Exercise details:
Edit the records from their first line through the line containing "data-point-gpt-2-small <box>693 737": change every "y-tick-label" to "y-axis-tick-label" and give those lines again, leaving everything else unchanged.

Extracted data:
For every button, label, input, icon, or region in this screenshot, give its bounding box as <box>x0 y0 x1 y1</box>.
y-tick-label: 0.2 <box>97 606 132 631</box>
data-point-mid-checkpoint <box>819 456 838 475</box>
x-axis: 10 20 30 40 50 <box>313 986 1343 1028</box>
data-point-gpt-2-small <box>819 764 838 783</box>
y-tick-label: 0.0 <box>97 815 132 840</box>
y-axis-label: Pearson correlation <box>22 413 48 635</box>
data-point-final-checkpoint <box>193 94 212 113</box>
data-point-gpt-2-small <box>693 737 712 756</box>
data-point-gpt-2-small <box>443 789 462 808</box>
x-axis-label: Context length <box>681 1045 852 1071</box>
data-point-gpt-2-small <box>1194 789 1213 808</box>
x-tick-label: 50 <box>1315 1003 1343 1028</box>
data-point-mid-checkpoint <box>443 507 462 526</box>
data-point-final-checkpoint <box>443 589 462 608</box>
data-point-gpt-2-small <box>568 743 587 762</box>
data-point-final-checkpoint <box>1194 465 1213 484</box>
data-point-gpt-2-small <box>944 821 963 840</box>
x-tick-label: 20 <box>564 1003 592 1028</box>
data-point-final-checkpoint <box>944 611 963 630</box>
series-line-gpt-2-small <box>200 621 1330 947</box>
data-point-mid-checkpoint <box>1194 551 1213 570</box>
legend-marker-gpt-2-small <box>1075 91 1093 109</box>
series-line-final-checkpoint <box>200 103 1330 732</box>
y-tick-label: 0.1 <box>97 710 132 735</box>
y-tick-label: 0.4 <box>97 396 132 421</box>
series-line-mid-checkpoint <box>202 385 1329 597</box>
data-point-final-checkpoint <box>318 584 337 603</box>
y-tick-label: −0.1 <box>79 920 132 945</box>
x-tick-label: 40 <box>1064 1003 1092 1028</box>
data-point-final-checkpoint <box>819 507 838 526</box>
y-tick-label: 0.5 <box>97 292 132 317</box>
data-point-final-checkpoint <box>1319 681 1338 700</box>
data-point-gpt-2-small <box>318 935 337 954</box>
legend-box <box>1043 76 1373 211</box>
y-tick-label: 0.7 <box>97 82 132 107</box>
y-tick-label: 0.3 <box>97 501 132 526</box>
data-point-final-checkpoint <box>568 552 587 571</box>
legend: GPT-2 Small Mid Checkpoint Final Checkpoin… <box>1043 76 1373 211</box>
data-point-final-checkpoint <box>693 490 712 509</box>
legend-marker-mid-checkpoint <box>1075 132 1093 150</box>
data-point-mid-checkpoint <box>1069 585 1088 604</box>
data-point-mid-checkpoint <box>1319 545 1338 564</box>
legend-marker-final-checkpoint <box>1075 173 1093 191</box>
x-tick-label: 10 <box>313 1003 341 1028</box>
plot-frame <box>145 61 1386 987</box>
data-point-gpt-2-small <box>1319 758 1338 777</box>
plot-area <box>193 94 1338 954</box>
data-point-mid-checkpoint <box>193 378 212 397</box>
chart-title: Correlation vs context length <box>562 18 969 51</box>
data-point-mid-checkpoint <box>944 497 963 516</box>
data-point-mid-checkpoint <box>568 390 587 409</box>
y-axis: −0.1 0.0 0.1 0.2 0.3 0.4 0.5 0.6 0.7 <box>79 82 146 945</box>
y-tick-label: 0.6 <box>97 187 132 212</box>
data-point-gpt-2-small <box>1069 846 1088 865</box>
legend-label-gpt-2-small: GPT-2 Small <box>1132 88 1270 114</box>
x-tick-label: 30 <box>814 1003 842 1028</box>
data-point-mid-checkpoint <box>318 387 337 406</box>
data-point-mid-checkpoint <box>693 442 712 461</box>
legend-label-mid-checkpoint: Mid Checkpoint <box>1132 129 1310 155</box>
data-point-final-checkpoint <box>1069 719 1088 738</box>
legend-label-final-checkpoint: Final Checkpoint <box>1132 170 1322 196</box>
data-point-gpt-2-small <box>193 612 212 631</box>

Response for this exercise:
For every button, label, input, icon, or region in this screenshot, give its bounding box as <box>x0 y0 x1 y1</box>.
y-axis-tick-label: 0.2 <box>97 606 132 631</box>
data-point-mid-checkpoint <box>819 456 838 475</box>
x-axis: 10 20 30 40 50 <box>313 986 1343 1028</box>
data-point-gpt-2-small <box>819 764 838 783</box>
y-axis-tick-label: 0.0 <box>97 815 132 840</box>
y-axis-label: Pearson correlation <box>22 413 48 635</box>
data-point-final-checkpoint <box>193 94 212 113</box>
data-point-gpt-2-small <box>693 737 712 756</box>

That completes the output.